* Start *
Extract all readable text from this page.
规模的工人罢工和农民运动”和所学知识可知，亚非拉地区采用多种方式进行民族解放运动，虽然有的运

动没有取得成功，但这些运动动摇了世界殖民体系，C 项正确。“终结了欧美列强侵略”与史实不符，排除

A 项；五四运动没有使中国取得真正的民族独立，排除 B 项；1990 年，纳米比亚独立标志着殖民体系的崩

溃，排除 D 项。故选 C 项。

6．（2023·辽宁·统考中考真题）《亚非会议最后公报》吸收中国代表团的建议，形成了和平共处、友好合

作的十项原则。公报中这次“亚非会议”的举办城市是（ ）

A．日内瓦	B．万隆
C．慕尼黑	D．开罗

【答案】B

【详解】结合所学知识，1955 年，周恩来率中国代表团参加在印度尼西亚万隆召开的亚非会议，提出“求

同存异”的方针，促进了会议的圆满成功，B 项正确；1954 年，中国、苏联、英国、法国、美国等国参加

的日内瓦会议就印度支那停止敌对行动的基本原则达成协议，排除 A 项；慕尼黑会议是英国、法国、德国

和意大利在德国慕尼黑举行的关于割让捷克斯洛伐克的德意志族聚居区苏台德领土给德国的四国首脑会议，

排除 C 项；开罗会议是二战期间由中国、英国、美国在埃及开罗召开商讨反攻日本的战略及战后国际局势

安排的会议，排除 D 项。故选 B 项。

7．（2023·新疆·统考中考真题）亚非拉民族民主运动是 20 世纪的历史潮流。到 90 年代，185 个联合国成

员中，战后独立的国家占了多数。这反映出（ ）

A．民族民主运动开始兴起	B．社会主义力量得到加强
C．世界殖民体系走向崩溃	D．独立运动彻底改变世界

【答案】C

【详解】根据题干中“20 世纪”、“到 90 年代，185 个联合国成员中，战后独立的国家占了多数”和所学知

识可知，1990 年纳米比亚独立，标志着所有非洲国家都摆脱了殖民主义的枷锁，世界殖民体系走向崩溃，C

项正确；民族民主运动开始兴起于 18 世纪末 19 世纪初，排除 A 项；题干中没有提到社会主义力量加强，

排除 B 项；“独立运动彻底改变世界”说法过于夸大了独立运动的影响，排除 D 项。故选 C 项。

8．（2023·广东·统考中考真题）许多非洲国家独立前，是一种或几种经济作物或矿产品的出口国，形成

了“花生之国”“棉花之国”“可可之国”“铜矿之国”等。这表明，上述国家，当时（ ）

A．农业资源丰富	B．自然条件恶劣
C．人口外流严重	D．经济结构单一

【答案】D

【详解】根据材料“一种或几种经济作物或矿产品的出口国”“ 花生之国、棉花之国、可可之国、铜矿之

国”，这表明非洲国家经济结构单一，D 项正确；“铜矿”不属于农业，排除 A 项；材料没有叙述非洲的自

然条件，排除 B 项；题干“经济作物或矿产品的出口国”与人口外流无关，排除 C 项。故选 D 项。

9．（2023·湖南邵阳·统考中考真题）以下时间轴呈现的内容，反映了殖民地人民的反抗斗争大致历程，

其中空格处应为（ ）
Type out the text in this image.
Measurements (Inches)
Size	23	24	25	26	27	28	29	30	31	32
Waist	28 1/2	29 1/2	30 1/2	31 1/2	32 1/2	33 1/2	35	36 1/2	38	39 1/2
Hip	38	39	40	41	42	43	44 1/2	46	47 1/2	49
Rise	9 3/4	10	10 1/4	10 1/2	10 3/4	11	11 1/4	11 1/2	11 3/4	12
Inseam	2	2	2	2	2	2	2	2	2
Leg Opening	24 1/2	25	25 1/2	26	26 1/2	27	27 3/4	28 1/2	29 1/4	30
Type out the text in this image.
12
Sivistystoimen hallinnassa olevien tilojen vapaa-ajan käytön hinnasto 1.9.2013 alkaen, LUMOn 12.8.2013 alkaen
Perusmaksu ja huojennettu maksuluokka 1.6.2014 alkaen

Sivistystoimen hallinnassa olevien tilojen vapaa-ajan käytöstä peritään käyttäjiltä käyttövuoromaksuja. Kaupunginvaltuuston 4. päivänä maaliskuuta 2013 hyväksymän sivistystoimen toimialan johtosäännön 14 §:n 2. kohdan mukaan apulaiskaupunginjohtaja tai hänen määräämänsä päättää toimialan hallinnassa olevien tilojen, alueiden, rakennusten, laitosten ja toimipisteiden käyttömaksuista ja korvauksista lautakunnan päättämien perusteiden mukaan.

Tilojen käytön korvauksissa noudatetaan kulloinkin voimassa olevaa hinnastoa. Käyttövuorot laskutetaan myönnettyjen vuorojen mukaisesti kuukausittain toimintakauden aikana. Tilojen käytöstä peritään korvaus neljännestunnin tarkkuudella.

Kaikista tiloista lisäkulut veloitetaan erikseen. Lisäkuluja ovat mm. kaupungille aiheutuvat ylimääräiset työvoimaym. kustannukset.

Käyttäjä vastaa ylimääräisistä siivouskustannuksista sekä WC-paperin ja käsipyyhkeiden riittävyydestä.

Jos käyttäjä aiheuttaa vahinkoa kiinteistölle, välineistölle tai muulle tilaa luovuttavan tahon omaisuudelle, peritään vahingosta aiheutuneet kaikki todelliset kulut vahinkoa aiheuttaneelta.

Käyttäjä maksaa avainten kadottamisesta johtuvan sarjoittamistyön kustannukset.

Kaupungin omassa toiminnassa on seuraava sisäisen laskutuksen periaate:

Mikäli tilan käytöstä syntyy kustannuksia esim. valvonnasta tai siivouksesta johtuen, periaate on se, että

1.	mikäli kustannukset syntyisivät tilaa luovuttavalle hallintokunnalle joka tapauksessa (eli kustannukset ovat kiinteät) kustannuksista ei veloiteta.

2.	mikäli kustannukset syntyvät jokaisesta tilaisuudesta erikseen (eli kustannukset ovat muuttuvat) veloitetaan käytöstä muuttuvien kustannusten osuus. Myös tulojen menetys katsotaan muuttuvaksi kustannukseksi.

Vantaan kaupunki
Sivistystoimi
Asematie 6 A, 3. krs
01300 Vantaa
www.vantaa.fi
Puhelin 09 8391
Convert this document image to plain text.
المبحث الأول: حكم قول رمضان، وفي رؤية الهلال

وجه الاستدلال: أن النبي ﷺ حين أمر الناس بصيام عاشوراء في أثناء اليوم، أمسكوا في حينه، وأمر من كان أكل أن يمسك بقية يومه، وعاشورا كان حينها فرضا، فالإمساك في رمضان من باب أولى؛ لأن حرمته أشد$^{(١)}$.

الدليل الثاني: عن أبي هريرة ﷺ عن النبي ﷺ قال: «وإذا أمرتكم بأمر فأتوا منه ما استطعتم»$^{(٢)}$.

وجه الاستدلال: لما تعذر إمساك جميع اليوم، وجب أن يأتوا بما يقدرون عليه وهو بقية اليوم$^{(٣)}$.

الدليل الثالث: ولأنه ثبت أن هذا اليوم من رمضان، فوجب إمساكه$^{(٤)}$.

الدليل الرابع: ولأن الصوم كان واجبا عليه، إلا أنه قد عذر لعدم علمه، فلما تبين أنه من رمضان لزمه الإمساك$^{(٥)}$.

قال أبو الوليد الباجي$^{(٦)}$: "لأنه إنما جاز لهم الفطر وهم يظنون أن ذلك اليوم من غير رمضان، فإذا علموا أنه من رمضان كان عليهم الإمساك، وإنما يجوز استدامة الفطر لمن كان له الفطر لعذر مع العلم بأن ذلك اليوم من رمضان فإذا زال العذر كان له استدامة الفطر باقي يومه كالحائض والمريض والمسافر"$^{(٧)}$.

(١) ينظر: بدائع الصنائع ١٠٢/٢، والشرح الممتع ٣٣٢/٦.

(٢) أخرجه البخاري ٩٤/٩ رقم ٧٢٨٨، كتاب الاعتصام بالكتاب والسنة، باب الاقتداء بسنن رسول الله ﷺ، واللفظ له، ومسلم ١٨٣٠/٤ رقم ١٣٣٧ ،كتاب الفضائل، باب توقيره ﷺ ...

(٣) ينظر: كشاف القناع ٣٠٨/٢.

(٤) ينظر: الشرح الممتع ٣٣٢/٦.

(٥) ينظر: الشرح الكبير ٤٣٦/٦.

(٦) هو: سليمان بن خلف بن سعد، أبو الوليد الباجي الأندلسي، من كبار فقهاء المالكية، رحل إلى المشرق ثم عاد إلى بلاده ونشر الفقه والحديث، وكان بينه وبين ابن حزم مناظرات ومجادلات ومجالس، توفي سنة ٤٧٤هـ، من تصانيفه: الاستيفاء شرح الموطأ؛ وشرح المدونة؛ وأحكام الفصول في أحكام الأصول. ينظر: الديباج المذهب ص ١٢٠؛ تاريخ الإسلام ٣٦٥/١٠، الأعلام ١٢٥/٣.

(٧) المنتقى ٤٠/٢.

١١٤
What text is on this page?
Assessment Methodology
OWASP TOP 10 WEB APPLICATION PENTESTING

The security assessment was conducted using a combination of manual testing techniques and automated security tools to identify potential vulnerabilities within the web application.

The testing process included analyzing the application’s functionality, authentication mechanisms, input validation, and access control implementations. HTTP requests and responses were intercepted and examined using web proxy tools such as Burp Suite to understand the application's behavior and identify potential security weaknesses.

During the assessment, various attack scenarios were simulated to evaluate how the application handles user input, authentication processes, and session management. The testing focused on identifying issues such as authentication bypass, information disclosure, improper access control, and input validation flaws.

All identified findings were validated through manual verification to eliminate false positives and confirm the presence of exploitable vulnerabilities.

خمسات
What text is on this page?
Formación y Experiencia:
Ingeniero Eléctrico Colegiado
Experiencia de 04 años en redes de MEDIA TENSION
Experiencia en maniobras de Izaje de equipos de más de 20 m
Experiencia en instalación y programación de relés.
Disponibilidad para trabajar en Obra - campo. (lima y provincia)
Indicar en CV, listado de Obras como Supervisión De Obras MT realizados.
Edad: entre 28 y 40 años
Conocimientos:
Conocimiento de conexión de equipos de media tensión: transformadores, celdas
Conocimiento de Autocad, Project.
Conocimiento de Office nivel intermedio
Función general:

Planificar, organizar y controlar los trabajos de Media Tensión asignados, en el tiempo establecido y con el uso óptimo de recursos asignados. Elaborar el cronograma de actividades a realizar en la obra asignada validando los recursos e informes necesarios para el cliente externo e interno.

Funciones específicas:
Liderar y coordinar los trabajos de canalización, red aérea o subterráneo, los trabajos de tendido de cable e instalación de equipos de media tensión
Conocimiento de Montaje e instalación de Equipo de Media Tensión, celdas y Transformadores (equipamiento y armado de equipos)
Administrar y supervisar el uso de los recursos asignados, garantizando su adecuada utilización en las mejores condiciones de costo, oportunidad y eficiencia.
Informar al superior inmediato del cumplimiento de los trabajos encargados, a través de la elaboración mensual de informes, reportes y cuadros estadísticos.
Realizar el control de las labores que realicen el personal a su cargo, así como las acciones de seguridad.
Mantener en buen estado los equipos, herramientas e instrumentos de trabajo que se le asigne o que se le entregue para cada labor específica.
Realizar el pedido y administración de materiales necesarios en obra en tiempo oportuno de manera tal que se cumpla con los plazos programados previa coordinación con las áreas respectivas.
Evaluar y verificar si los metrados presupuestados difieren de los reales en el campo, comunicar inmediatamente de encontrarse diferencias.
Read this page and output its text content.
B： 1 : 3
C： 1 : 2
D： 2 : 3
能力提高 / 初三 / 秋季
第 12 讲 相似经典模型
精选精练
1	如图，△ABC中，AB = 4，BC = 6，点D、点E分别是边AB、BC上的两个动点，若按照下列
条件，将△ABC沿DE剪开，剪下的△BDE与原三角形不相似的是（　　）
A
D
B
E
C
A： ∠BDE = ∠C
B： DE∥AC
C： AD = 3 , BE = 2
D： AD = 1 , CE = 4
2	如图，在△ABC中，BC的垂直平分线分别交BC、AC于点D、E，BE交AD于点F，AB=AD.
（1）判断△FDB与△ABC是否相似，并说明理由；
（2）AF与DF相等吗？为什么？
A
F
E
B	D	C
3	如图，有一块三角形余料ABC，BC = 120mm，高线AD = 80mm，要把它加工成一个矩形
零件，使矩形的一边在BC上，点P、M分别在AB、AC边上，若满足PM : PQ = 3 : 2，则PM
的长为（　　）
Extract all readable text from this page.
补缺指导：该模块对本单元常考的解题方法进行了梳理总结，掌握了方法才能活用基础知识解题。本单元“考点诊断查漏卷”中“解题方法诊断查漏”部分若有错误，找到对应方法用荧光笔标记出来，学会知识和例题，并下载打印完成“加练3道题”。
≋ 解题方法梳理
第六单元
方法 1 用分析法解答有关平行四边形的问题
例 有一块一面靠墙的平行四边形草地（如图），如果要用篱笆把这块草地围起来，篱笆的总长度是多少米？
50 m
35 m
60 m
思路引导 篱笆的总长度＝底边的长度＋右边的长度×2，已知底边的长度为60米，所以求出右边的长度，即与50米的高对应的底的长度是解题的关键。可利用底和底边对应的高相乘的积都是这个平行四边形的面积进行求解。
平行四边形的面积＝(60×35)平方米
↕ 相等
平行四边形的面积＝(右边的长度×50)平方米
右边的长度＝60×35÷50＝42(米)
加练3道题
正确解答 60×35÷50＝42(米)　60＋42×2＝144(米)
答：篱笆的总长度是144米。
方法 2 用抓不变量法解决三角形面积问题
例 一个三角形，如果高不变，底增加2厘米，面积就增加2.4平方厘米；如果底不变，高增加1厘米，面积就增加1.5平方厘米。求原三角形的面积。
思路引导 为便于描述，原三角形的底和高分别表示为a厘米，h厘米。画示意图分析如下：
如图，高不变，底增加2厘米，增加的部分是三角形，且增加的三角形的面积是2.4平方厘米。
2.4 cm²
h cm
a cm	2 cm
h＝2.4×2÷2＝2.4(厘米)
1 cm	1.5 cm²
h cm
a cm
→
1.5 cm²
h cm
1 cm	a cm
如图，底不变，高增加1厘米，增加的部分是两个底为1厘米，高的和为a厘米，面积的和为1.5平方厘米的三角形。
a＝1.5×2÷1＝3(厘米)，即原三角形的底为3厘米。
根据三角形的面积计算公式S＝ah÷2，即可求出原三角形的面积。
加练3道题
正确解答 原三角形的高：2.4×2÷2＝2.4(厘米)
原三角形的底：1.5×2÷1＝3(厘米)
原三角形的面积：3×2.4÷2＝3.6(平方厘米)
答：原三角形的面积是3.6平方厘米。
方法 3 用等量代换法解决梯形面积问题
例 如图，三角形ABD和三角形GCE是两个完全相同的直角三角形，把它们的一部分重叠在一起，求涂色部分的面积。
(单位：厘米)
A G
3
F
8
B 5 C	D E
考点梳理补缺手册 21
* End *
• _Written instruction_: Search the entries for the string "such" and collect each line that has it.

• _Solution for this problem_:
The testing process included analyzing the application’s functionality, authentication mechanisms, input validation, and access control implementations. HTTP requests and responses were intercepted and examined using web proxy tools such as Burp Suite to understand the application's behavior and identify potential security weaknesses.
During the assessment, various attack scenarios were simulated to evaluate how the application handles user input, authentication processes, and session management. The testing focused on identifying issues such as authentication bypass, information disclosure, improper access control, and input validation flaws.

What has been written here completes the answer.